**EXERCISE DETAILS**
In the material below, identify each line bearing the word "value". Reproduce those lines.

**RECORDS FOR THIS TASK**
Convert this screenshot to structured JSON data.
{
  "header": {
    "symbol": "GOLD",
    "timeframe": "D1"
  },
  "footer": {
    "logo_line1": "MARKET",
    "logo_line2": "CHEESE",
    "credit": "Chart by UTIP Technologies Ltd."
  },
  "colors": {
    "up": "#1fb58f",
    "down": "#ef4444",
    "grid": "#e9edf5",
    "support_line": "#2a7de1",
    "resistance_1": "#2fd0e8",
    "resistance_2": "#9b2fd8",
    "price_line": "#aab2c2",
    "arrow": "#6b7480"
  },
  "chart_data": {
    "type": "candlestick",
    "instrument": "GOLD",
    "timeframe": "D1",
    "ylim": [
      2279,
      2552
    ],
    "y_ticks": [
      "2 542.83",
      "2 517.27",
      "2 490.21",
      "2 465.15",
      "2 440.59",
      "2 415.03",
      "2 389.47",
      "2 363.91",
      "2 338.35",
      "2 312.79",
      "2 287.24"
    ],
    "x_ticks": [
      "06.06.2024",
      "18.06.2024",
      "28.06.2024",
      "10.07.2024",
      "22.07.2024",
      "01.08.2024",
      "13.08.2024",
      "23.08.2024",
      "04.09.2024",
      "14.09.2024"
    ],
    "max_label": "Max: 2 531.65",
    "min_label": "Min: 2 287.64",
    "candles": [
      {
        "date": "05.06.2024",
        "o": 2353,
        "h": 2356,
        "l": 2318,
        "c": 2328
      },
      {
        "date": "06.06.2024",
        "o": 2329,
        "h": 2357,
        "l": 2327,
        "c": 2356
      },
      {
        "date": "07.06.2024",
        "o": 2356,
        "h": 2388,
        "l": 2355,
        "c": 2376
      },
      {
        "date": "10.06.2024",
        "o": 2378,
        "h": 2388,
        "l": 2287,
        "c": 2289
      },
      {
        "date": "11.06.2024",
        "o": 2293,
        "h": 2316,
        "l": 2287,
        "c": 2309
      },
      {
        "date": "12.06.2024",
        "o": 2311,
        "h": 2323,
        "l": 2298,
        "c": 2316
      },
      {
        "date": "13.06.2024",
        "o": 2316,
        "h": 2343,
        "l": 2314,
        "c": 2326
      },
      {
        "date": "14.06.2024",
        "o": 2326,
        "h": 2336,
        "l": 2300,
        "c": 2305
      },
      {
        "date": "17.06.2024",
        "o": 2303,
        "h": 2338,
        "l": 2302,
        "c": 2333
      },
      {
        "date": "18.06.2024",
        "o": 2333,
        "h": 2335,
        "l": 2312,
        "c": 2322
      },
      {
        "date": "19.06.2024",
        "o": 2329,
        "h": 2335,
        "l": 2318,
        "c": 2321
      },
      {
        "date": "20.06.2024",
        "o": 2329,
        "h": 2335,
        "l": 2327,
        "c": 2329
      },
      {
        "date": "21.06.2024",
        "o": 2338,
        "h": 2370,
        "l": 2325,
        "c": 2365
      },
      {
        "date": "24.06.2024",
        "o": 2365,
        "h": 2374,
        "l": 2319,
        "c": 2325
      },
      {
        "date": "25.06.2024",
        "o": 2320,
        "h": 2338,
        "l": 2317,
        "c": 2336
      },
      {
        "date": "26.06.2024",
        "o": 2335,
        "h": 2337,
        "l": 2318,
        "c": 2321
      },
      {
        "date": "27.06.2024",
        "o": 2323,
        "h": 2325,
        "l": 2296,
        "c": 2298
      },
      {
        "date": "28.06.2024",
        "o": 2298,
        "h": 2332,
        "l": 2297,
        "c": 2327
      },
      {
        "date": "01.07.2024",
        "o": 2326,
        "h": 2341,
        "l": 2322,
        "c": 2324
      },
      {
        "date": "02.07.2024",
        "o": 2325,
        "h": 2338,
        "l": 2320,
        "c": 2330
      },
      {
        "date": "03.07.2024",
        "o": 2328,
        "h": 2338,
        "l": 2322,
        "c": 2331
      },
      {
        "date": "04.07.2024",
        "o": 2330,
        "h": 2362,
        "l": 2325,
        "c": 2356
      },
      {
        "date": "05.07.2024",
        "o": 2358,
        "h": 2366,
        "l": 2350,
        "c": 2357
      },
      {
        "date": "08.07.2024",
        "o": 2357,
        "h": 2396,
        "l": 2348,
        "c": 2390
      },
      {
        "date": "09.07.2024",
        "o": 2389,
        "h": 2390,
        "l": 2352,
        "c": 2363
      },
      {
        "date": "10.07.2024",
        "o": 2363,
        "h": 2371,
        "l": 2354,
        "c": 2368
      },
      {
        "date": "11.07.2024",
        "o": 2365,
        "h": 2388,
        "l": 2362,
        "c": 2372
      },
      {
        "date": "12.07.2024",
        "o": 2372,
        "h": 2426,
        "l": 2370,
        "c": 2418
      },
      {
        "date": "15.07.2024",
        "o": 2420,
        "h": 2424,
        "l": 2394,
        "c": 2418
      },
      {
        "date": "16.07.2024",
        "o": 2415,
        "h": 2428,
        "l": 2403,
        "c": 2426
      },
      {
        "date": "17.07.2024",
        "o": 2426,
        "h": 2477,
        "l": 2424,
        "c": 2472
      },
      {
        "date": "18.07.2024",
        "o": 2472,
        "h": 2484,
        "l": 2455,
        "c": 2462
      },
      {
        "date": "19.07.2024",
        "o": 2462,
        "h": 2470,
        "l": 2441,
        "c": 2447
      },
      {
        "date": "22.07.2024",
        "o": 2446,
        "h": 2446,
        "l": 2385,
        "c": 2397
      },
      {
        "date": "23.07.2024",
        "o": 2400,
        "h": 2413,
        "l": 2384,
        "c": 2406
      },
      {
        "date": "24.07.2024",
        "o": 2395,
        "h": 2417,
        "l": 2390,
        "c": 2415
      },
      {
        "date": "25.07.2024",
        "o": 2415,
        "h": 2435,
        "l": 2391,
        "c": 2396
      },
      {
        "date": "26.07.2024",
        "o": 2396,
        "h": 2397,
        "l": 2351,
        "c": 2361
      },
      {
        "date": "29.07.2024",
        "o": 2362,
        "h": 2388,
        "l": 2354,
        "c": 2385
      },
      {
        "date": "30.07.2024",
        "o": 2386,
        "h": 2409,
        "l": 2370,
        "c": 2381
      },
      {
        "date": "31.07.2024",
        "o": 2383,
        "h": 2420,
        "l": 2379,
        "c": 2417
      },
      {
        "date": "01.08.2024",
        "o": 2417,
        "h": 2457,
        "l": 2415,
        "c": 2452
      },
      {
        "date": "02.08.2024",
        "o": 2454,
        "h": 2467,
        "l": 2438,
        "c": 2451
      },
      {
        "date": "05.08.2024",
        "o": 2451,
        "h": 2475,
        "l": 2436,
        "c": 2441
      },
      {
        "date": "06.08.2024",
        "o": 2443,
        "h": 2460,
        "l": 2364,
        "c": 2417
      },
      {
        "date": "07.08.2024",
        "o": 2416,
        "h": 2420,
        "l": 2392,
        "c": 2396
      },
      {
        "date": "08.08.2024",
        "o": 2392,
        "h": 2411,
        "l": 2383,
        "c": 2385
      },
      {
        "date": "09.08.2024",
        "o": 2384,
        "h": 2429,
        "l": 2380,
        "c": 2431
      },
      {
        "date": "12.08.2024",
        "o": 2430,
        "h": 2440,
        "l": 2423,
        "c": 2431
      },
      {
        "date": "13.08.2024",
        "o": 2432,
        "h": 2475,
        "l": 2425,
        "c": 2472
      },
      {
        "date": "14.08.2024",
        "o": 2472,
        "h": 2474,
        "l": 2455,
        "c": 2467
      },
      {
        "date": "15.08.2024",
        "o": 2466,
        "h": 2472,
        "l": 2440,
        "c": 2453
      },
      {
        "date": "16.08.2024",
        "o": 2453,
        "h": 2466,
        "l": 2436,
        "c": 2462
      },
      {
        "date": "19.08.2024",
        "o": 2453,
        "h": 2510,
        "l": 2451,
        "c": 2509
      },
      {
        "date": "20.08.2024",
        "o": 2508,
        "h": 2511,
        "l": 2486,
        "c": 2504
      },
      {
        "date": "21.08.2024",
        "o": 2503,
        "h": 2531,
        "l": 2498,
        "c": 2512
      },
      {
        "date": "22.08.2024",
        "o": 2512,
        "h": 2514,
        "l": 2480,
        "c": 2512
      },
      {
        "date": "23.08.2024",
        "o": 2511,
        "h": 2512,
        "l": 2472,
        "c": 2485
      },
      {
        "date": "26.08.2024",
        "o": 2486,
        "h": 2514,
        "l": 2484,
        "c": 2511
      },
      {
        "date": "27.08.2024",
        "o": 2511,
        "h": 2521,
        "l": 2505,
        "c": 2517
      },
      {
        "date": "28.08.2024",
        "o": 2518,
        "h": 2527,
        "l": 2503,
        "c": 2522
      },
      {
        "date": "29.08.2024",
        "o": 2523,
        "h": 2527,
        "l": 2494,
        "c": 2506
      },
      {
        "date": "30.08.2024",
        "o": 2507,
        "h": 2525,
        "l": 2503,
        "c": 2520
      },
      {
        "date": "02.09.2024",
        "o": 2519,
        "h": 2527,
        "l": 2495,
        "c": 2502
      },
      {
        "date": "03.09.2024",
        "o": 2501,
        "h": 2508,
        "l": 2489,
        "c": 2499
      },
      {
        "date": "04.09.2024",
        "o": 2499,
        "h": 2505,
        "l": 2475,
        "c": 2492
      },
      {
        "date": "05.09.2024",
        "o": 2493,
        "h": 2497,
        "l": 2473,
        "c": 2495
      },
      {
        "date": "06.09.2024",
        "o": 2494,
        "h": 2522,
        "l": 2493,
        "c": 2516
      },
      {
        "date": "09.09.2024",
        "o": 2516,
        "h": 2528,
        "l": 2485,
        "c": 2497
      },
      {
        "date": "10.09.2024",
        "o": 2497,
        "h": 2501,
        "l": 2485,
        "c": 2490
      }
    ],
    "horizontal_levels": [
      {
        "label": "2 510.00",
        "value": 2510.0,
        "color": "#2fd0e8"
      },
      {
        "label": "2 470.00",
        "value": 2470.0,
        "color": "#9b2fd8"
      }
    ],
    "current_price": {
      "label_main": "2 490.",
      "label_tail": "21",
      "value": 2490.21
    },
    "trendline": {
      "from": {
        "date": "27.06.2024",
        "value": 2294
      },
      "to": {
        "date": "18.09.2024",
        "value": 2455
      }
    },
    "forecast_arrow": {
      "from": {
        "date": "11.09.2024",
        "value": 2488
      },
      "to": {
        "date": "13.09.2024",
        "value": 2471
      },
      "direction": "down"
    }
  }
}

**OUTPUT FOR THIS EXERCISE**
        "value": 2510.0,
        "value": 2470.0,
      "value": 2490.21
        "value": 2294
        "value": 2455
        "value": 2488
        "value": 2471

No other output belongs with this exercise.